DIRECTIVE:
Give the listing again exactly, omitting its images.

[Records from a data source]
--- --- ---
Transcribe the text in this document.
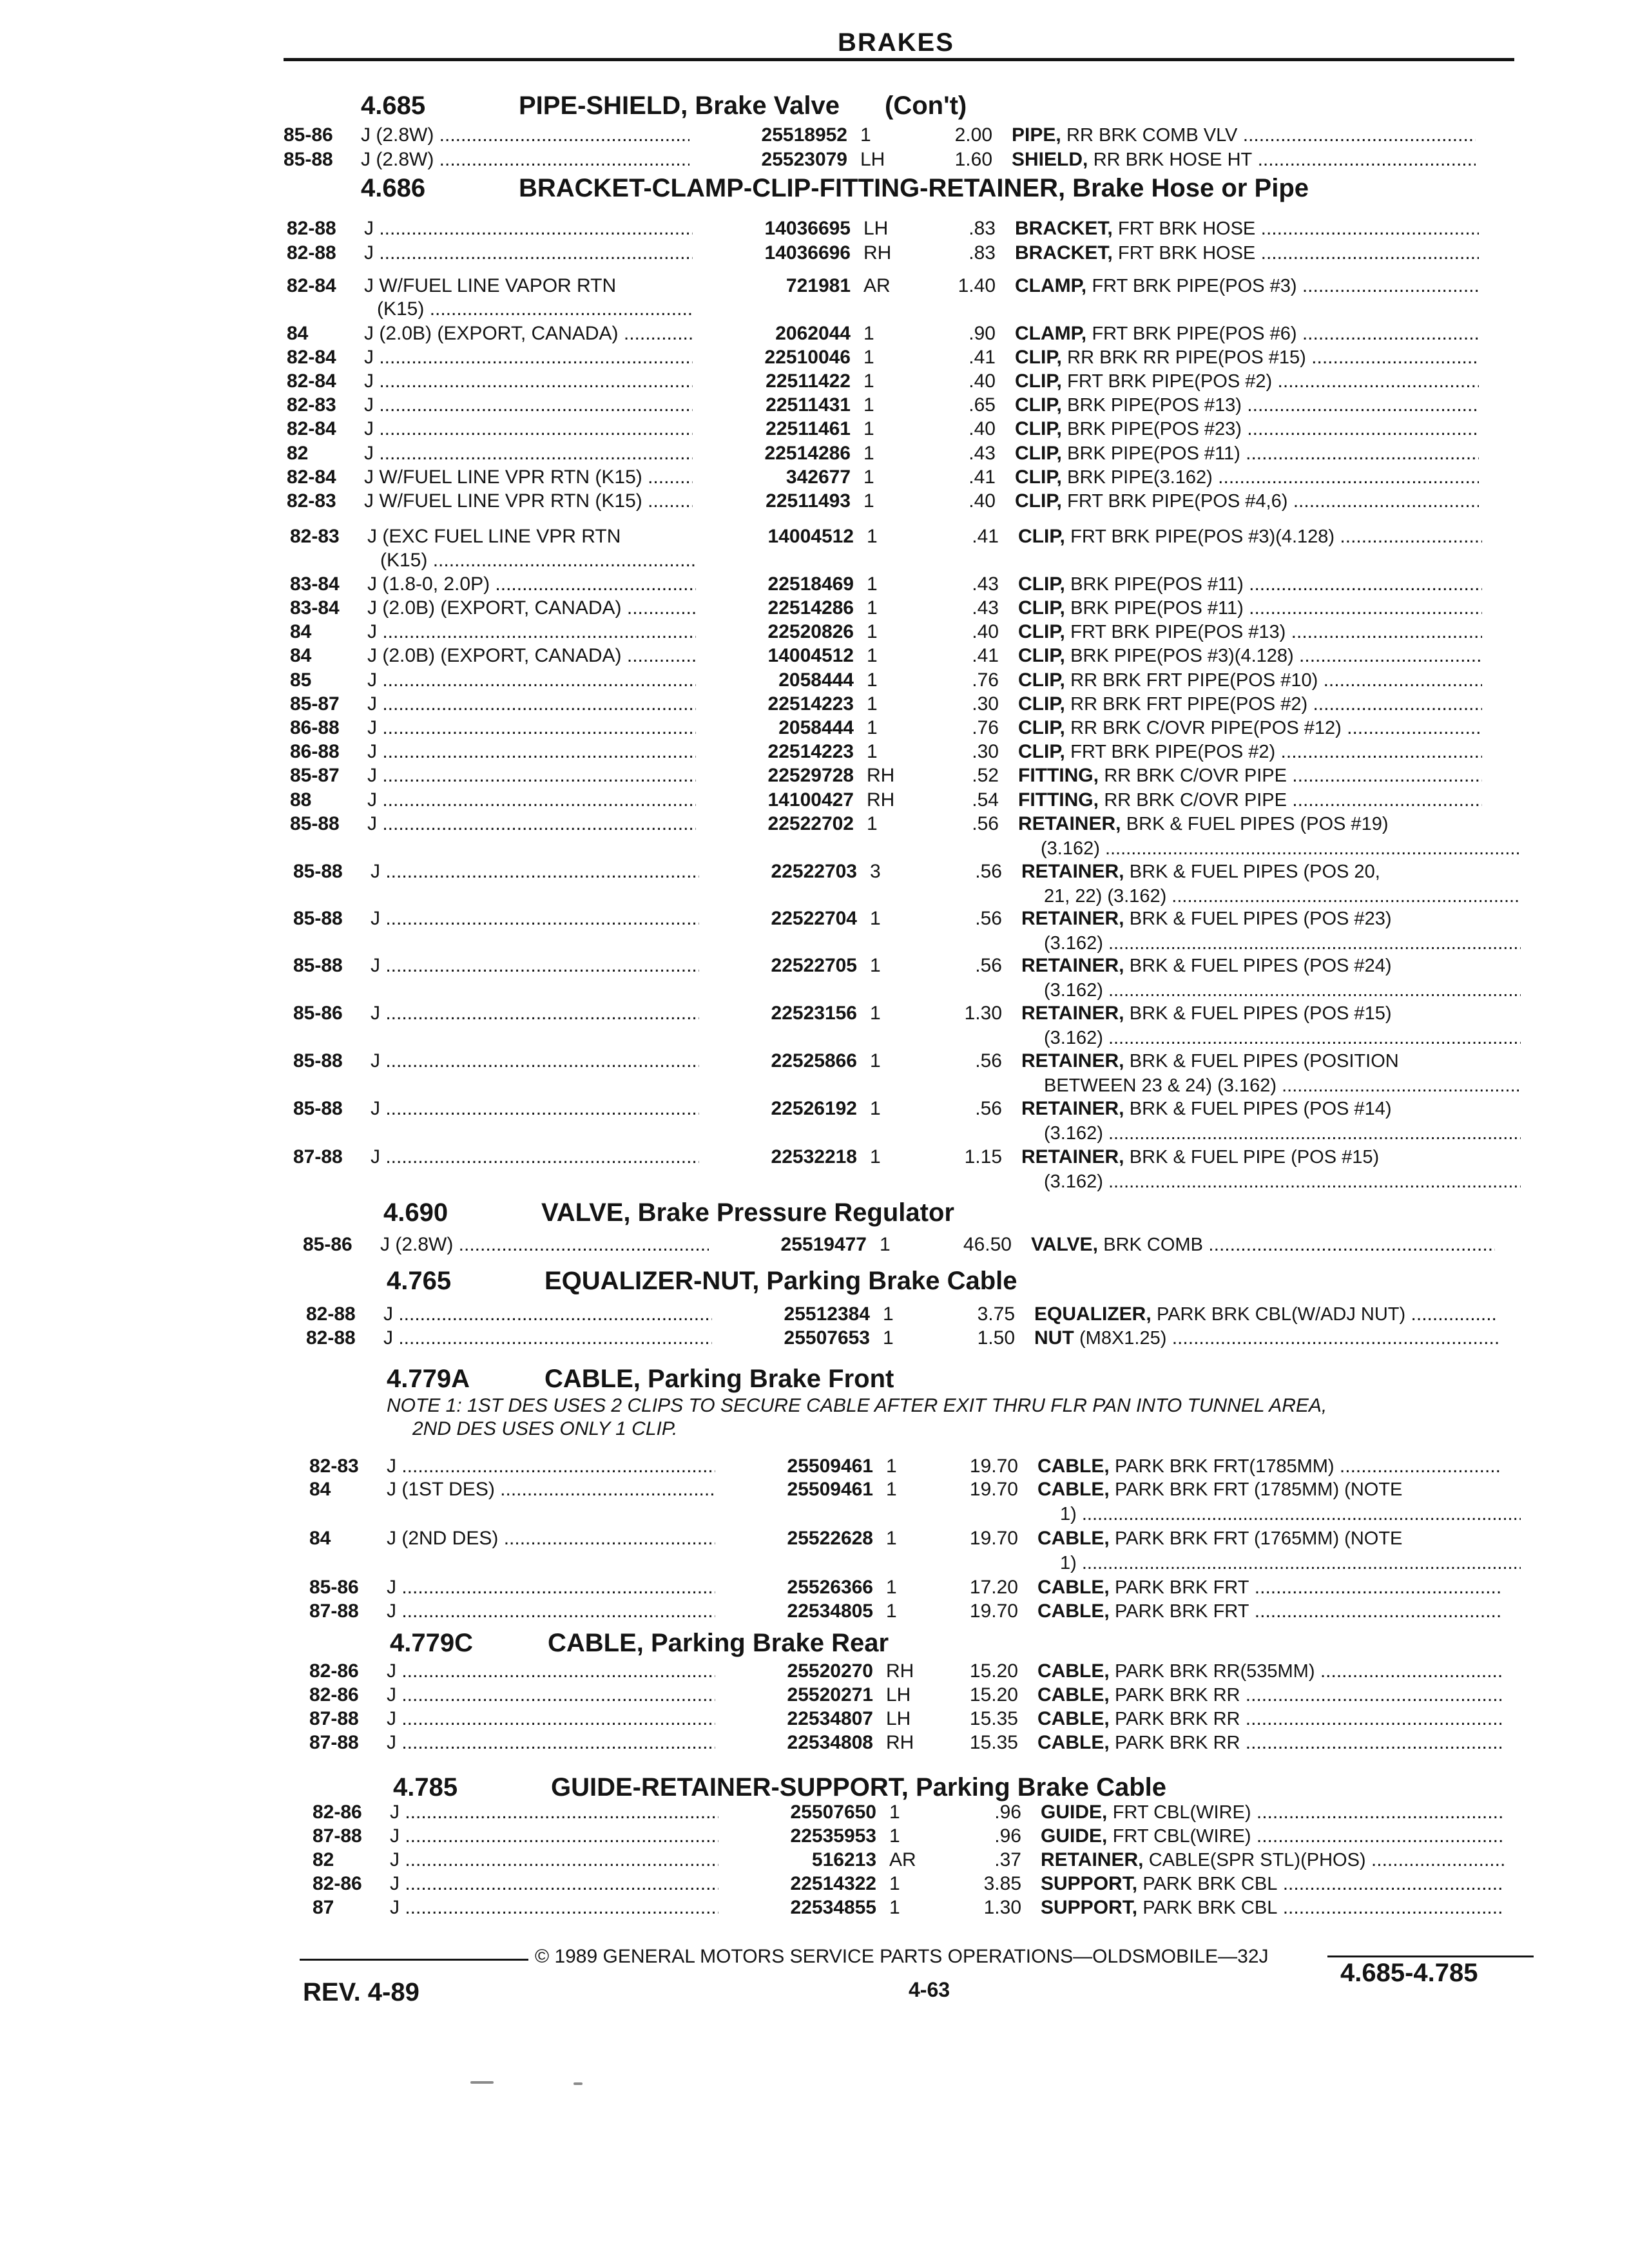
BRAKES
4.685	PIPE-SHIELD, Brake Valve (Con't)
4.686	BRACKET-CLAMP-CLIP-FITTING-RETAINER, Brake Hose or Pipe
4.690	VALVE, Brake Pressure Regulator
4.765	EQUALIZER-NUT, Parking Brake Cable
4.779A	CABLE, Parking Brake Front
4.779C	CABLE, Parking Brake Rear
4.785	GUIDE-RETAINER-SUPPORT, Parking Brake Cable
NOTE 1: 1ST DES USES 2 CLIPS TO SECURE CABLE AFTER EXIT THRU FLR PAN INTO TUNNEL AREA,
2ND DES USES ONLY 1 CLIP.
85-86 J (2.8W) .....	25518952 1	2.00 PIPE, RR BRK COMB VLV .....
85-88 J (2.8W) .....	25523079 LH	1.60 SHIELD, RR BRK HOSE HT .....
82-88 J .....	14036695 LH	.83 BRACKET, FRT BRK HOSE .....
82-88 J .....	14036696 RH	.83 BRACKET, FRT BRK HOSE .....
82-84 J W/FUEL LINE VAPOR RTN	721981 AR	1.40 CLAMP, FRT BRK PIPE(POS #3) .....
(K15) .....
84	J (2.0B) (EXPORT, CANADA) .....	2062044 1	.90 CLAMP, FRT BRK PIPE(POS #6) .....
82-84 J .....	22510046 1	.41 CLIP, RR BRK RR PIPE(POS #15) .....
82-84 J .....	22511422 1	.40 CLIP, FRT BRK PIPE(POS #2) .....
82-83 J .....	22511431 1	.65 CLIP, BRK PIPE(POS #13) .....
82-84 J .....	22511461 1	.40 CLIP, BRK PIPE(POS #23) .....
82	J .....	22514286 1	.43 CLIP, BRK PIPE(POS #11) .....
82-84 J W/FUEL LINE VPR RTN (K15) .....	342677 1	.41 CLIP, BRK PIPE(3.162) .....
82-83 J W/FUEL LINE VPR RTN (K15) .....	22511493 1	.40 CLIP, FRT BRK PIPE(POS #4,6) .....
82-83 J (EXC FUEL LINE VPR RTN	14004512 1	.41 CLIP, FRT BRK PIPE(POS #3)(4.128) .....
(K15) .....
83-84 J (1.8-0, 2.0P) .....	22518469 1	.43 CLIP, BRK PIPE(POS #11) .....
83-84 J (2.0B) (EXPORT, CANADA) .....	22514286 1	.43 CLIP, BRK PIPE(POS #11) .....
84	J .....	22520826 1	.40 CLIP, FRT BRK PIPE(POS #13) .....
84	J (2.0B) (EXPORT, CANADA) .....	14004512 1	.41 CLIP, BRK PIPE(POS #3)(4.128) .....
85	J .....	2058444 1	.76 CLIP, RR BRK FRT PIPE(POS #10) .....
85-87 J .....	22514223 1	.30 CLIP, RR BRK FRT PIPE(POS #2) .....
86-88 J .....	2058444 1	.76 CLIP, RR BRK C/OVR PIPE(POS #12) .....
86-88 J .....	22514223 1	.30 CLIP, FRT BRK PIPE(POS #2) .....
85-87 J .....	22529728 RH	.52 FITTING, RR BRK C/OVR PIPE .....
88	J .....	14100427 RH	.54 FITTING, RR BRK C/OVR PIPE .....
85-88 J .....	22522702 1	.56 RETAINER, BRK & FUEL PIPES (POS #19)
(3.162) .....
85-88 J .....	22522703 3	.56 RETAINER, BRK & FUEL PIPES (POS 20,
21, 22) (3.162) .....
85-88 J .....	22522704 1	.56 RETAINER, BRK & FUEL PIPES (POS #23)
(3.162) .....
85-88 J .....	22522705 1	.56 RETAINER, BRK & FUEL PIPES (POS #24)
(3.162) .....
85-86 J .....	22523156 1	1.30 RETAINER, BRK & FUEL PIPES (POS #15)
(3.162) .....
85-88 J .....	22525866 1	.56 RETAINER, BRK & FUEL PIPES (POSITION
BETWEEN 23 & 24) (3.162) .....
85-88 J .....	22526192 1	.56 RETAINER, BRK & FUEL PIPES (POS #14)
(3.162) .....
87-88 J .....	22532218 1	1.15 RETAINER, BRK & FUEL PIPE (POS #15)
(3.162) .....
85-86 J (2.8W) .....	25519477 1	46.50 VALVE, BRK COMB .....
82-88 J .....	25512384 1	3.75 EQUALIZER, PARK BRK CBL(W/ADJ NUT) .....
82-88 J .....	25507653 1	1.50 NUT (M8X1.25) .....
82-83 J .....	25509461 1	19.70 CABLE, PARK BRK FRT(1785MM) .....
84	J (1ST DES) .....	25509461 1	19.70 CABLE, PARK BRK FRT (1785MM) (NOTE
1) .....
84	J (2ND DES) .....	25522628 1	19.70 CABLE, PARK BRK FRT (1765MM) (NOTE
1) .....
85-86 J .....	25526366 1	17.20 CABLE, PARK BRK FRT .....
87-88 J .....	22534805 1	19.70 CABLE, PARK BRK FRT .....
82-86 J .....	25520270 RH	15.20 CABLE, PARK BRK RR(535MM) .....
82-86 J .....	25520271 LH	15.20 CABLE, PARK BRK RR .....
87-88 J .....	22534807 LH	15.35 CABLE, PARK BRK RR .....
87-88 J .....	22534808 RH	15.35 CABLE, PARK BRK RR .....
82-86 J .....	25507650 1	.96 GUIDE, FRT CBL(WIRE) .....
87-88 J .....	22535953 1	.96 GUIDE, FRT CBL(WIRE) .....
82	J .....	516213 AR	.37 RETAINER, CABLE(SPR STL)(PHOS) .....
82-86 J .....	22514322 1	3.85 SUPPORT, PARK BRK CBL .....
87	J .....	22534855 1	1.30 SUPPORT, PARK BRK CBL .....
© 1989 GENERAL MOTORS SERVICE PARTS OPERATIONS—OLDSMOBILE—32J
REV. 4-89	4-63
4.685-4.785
--- --- ---
SOLUTION TO THIS TASK:
Transcribe the text in this document.
BRAKES
4.685	PIPE-SHIELD, Brake Valve (Con't)
4.686	BRACKET-CLAMP-CLIP-FITTING-RETAINER, Brake Hose or Pipe
4.690	VALVE, Brake Pressure Regulator
4.765	EQUALIZER-NUT, Parking Brake Cable
4.779A	CABLE, Parking Brake Front
4.779C	CABLE, Parking Brake Rear
4.785	GUIDE-RETAINER-SUPPORT, Parking Brake Cable
NOTE 1: 1ST DES USES 2 CLIPS TO SECURE CABLE AFTER EXIT THRU FLR PAN INTO TUNNEL AREA,
2ND DES USES ONLY 1 CLIP.
85-86 J (2.8W) .....	25518952 1	2.00 PIPE, RR BRK COMB VLV .....
85-88 J (2.8W) .....	25523079 LH	1.60 SHIELD, RR BRK HOSE HT .....
82-88 J .....	14036695 LH	.83 BRACKET, FRT BRK HOSE .....
82-88 J .....	14036696 RH	.83 BRACKET, FRT BRK HOSE .....
82-84 J W/FUEL LINE VAPOR RTN	721981 AR	1.40 CLAMP, FRT BRK PIPE(POS #3) .....
(K15) .....
84	J (2.0B) (EXPORT, CANADA) .....	2062044 1	.90 CLAMP, FRT BRK PIPE(POS #6) .....
82-84 J .....	22510046 1	.41 CLIP, RR BRK RR PIPE(POS #15) .....
82-84 J .....	22511422 1	.40 CLIP, FRT BRK PIPE(POS #2) .....
82-83 J .....	22511431 1	.65 CLIP, BRK PIPE(POS #13) .....
82-84 J .....	22511461 1	.40 CLIP, BRK PIPE(POS #23) .....
82	J .....	22514286 1	.43 CLIP, BRK PIPE(POS #11) .....
82-84 J W/FUEL LINE VPR RTN (K15) .....	342677 1	.41 CLIP, BRK PIPE(3.162) .....
82-83 J W/FUEL LINE VPR RTN (K15) .....	22511493 1	.40 CLIP, FRT BRK PIPE(POS #4,6) .....
82-83 J (EXC FUEL LINE VPR RTN	14004512 1	.41 CLIP, FRT BRK PIPE(POS #3)(4.128) .....
(K15) .....
83-84 J (1.8-0, 2.0P) .....	22518469 1	.43 CLIP, BRK PIPE(POS #11) .....
83-84 J (2.0B) (EXPORT, CANADA) .....	22514286 1	.43 CLIP, BRK PIPE(POS #11) .....
84	J .....	22520826 1	.40 CLIP, FRT BRK PIPE(POS #13) .....
84	J (2.0B) (EXPORT, CANADA) .....	14004512 1	.41 CLIP, BRK PIPE(POS #3)(4.128) .....
85	J .....	2058444 1	.76 CLIP, RR BRK FRT PIPE(POS #10) .....
85-87 J .....	22514223 1	.30 CLIP, RR BRK FRT PIPE(POS #2) .....
86-88 J .....	2058444 1	.76 CLIP, RR BRK C/OVR PIPE(POS #12) .....
86-88 J .....	22514223 1	.30 CLIP, FRT BRK PIPE(POS #2) .....
85-87 J .....	22529728 RH	.52 FITTING, RR BRK C/OVR PIPE .....
88	J .....	14100427 RH	.54 FITTING, RR BRK C/OVR PIPE .....
85-88 J .....	22522702 1	.56 RETAINER, BRK & FUEL PIPES (POS #19)
(3.162) .....
85-88 J .....	22522703 3	.56 RETAINER, BRK & FUEL PIPES (POS 20,
21, 22) (3.162) .....
85-88 J .....	22522704 1	.56 RETAINER, BRK & FUEL PIPES (POS #23)
(3.162) .....
85-88 J .....	22522705 1	.56 RETAINER, BRK & FUEL PIPES (POS #24)
(3.162) .....
85-86 J .....	22523156 1	1.30 RETAINER, BRK & FUEL PIPES (POS #15)
(3.162) .....
85-88 J .....	22525866 1	.56 RETAINER, BRK & FUEL PIPES (POSITION
BETWEEN 23 & 24) (3.162) .....
85-88 J .....	22526192 1	.56 RETAINER, BRK & FUEL PIPES (POS #14)
(3.162) .....
87-88 J .....	22532218 1	1.15 RETAINER, BRK & FUEL PIPE (POS #15)
(3.162) .....
85-86 J (2.8W) .....	25519477 1	46.50 VALVE, BRK COMB .....
82-88 J .....	25512384 1	3.75 EQUALIZER, PARK BRK CBL(W/ADJ NUT) .....
82-88 J .....	25507653 1	1.50 NUT (M8X1.25) .....
82-83 J .....	25509461 1	19.70 CABLE, PARK BRK FRT(1785MM) .....
84	J (1ST DES) .....	25509461 1	19.70 CABLE, PARK BRK FRT (1785MM) (NOTE
1) .....
84	J (2ND DES) .....	25522628 1	19.70 CABLE, PARK BRK FRT (1765MM) (NOTE
1) .....
85-86 J .....	25526366 1	17.20 CABLE, PARK BRK FRT .....
87-88 J .....	22534805 1	19.70 CABLE, PARK BRK FRT .....
82-86 J .....	25520270 RH	15.20 CABLE, PARK BRK RR(535MM) .....
82-86 J .....	25520271 LH	15.20 CABLE, PARK BRK RR .....
87-88 J .....	22534807 LH	15.35 CABLE, PARK BRK RR .....
87-88 J .....	22534808 RH	15.35 CABLE, PARK BRK RR .....
82-86 J .....	25507650 1	.96 GUIDE, FRT CBL(WIRE) .....
87-88 J .....	22535953 1	.96 GUIDE, FRT CBL(WIRE) .....
82	J .....	516213 AR	.37 RETAINER, CABLE(SPR STL)(PHOS) .....
82-86 J .....	22514322 1	3.85 SUPPORT, PARK BRK CBL .....
87	J .....	22534855 1	1.30 SUPPORT, PARK BRK CBL .....
© 1989 GENERAL MOTORS SERVICE PARTS OPERATIONS—OLDSMOBILE—32J
REV. 4-89	4-63
4.685-4.785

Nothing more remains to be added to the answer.